Stated goal – Read the records below. Copy each line where the string "dummy" occurs.
-- Start Records supplied --
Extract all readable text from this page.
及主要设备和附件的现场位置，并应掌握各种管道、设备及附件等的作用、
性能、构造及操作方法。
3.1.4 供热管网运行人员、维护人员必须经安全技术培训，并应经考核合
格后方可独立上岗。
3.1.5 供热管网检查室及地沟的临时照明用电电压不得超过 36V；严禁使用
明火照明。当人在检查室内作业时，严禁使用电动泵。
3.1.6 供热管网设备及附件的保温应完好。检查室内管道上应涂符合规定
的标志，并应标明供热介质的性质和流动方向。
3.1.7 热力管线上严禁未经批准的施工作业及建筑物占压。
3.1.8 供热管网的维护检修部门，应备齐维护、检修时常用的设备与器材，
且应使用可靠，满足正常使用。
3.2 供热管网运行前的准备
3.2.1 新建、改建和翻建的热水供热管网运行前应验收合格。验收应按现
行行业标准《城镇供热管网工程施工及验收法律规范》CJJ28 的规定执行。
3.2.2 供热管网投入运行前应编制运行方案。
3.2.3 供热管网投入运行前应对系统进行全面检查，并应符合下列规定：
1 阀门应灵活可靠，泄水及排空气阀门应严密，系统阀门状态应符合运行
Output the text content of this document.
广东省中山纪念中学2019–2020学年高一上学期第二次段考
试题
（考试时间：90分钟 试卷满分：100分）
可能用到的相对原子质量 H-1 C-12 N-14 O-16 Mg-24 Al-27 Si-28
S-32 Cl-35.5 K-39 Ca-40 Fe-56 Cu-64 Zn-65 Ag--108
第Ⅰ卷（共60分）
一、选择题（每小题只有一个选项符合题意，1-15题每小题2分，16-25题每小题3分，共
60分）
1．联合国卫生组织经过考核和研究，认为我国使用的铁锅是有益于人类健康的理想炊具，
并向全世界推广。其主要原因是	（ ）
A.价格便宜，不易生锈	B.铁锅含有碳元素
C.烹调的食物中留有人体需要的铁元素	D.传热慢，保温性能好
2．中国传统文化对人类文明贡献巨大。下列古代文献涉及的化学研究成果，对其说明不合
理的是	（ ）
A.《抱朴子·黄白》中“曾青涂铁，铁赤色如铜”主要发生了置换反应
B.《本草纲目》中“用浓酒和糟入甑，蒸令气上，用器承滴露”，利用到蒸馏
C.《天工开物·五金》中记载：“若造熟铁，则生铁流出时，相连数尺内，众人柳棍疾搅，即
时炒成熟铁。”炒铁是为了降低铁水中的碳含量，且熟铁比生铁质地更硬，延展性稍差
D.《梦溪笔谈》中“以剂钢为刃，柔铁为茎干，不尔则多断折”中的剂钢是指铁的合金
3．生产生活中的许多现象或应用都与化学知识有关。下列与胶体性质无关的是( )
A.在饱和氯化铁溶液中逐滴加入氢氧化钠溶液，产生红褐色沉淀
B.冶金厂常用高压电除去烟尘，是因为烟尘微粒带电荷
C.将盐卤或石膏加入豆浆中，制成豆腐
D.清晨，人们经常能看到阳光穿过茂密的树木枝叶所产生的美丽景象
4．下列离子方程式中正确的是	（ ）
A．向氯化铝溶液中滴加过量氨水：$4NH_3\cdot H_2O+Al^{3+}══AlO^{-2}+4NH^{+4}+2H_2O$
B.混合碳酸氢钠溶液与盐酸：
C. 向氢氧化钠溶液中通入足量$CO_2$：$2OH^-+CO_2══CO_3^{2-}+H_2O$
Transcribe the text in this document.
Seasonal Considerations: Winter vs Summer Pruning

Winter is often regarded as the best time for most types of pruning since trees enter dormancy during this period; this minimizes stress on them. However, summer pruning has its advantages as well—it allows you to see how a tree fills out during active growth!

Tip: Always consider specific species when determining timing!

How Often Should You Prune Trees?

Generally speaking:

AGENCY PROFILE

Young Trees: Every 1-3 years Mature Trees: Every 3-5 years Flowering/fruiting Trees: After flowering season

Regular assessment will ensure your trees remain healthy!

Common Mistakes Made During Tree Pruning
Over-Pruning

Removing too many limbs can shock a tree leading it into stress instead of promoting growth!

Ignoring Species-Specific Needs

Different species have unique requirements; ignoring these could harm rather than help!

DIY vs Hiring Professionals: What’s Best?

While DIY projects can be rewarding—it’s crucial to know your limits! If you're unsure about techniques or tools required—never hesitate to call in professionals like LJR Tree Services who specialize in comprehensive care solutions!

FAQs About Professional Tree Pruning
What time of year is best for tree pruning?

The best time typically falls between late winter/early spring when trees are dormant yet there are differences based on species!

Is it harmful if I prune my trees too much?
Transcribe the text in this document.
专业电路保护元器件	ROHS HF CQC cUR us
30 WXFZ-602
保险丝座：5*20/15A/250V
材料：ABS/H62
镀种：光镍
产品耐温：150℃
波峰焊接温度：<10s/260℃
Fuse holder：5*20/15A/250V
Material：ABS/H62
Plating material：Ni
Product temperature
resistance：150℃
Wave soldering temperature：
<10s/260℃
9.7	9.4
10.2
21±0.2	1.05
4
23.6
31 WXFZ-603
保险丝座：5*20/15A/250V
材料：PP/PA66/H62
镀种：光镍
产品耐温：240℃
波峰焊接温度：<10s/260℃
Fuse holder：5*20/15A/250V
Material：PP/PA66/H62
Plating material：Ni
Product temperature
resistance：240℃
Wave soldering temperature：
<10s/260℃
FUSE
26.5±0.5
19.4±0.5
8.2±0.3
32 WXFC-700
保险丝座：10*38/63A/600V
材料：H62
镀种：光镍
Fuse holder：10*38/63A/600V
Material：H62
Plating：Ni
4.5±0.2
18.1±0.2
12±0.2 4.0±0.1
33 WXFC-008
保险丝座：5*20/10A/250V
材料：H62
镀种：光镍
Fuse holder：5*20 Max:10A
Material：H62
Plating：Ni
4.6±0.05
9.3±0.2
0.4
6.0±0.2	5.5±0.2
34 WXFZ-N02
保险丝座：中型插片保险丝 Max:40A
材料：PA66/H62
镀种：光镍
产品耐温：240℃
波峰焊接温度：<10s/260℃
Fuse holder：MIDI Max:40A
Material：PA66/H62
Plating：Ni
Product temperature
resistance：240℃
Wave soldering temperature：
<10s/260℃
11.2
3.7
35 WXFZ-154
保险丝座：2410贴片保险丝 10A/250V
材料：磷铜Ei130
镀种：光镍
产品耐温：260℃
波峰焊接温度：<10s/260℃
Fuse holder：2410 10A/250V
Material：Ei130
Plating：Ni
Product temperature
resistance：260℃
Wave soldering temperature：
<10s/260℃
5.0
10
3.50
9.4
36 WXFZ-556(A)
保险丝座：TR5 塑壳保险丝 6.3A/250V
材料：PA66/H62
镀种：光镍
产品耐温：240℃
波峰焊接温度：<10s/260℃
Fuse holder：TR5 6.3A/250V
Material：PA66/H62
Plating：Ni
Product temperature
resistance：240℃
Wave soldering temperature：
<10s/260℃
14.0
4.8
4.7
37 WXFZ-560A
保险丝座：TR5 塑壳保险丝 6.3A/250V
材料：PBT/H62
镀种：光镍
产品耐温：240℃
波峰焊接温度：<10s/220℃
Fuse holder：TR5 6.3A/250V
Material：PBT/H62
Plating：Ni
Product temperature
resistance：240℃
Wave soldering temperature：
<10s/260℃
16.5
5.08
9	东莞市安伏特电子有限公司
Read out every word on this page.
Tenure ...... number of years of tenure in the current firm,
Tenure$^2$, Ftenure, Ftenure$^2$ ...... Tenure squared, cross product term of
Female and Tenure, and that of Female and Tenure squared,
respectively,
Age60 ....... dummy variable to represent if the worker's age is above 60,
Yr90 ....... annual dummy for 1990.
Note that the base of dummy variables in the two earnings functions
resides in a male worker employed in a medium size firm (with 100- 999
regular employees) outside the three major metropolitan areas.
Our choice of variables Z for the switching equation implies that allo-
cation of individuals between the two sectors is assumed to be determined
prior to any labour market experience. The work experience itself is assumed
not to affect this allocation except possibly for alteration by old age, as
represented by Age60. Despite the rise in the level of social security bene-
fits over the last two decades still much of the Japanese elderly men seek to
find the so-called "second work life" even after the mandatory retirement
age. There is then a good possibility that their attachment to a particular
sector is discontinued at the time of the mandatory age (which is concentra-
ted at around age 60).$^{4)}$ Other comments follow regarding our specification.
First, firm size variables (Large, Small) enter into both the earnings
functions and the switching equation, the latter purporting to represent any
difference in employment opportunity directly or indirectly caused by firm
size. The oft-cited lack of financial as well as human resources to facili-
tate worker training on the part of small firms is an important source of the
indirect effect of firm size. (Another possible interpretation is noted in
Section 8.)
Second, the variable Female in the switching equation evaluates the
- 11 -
-- End Records supplied --
Exercise output –
Age60 ....... dummy variable to represent if the worker's age is above 60,
Yr90 ....... annual dummy for 1990.
Note that the base of dummy variables in the two earnings functions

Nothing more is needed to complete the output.